| REQUIREMENT |
Each record below is to be reproduced without any change.

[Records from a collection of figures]
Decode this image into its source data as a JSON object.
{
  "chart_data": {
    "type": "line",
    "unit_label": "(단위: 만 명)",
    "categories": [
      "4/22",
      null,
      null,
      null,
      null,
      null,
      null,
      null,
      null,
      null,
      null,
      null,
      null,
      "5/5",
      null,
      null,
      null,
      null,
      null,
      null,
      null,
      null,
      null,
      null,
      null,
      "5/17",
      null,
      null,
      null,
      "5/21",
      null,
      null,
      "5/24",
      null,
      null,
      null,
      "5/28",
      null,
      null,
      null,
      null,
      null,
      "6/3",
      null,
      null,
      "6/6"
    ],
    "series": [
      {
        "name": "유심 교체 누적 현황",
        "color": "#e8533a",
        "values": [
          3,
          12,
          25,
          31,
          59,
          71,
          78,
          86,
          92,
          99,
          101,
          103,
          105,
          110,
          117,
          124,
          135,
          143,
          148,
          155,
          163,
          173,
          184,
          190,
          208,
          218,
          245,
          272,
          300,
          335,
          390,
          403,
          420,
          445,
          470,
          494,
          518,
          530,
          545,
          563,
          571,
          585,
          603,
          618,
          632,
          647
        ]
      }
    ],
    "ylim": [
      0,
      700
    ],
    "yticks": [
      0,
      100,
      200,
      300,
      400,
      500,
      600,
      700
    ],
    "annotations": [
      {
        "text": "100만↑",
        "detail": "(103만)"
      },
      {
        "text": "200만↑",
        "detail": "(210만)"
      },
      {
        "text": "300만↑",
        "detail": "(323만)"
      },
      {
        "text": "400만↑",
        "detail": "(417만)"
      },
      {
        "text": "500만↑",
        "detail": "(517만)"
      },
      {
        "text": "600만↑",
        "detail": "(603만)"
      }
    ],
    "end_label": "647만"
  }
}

| FULL OUTPUT |
Decode this image into its source data as a JSON object.
{
  "chart_data": {
    "type": "line",
    "unit_label": "(단위: 만 명)",
    "categories": [
      "4/22",
      null,
      null,
      null,
      null,
      null,
      null,
      null,
      null,
      null,
      null,
      null,
      null,
      "5/5",
      null,
      null,
      null,
      null,
      null,
      null,
      null,
      null,
      null,
      null,
      null,
      "5/17",
      null,
      null,
      null,
      "5/21",
      null,
      null,
      "5/24",
      null,
      null,
      null,
      "5/28",
      null,
      null,
      null,
      null,
      null,
      "6/3",
      null,
      null,
      "6/6"
    ],
    "series": [
      {
        "name": "유심 교체 누적 현황",
        "color": "#e8533a",
        "values": [
          3,
          12,
          25,
          31,
          59,
          71,
          78,
          86,
          92,
          99,
          101,
          103,
          105,
          110,
          117,
          124,
          135,
          143,
          148,
          155,
          163,
          173,
          184,
          190,
          208,
          218,
          245,
          272,
          300,
          335,
          390,
          403,
          420,
          445,
          470,
          494,
          518,
          530,
          545,
          563,
          571,
          585,
          603,
          618,
          632,
          647
        ]
      }
    ],
    "ylim": [
      0,
      700
    ],
    "yticks": [
      0,
      100,
      200,
      300,
      400,
      500,
      600,
      700
    ],
    "annotations": [
      {
        "text": "100만↑",
        "detail": "(103만)"
      },
      {
        "text": "200만↑",
        "detail": "(210만)"
      },
      {
        "text": "300만↑",
        "detail": "(323만)"
      },
      {
        "text": "400만↑",
        "detail": "(417만)"
      },
      {
        "text": "500만↑",
        "detail": "(517만)"
      },
      {
        "text": "600만↑",
        "detail": "(603만)"
      }
    ],
    "end_label": "647만"
  }
}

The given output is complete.